* **Task description**: Copy out all the entries exactly.

* **Data section**:
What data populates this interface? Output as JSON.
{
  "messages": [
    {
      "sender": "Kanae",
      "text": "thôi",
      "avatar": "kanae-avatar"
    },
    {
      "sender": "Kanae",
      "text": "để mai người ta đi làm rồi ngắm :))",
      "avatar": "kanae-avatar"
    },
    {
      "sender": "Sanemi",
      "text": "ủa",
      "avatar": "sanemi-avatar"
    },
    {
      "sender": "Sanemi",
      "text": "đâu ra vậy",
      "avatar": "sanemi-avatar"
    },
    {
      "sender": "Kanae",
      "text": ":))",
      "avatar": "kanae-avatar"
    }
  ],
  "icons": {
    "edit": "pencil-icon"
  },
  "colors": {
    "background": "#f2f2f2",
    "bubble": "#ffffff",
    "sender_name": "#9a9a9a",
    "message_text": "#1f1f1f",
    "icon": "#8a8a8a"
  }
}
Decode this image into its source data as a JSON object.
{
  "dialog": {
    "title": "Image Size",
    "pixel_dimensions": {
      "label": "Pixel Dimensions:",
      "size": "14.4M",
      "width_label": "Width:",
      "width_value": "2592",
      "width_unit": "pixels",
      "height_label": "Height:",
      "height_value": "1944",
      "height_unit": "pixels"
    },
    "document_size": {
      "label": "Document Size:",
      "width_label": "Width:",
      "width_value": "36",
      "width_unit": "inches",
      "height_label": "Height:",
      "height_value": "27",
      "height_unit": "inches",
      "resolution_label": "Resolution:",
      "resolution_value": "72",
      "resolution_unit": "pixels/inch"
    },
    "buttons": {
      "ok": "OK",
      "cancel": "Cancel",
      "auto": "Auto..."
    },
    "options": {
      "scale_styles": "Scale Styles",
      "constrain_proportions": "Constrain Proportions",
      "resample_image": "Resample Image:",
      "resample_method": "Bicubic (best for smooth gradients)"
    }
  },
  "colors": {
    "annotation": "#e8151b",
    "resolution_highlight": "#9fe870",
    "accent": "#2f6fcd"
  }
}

* **Correct answer**:
What data populates this interface? Output as JSON.
{
  "messages": [
    {
      "sender": "Kanae",
      "text": "thôi",
      "avatar": "kanae-avatar"
    },
    {
      "sender": "Kanae",
      "text": "để mai người ta đi làm rồi ngắm :))",
      "avatar": "kanae-avatar"
    },
    {
      "sender": "Sanemi",
      "text": "ủa",
      "avatar": "sanemi-avatar"
    },
    {
      "sender": "Sanemi",
      "text": "đâu ra vậy",
      "avatar": "sanemi-avatar"
    },
    {
      "sender": "Kanae",
      "text": ":))",
      "avatar": "kanae-avatar"
    }
  ],
  "icons": {
    "edit": "pencil-icon"
  },
  "colors": {
    "background": "#f2f2f2",
    "bubble": "#ffffff",
    "sender_name": "#9a9a9a",
    "message_text": "#1f1f1f",
    "icon": "#8a8a8a"
  }
}
Decode this image into its source data as a JSON object.
{
  "dialog": {
    "title": "Image Size",
    "pixel_dimensions": {
      "label": "Pixel Dimensions:",
      "size": "14.4M",
      "width_label": "Width:",
      "width_value": "2592",
      "width_unit": "pixels",
      "height_label": "Height:",
      "height_value": "1944",
      "height_unit": "pixels"
    },
    "document_size": {
      "label": "Document Size:",
      "width_label": "Width:",
      "width_value": "36",
      "width_unit": "inches",
      "height_label": "Height:",
      "height_value": "27",
      "height_unit": "inches",
      "resolution_label": "Resolution:",
      "resolution_value": "72",
      "resolution_unit": "pixels/inch"
    },
    "buttons": {
      "ok": "OK",
      "cancel": "Cancel",
      "auto": "Auto..."
    },
    "options": {
      "scale_styles": "Scale Styles",
      "constrain_proportions": "Constrain Proportions",
      "resample_image": "Resample Image:",
      "resample_method": "Bicubic (best for smooth gradients)"
    }
  },
  "colors": {
    "annotation": "#e8151b",
    "resolution_highlight": "#9fe870",
    "accent": "#2f6fcd"
  }
}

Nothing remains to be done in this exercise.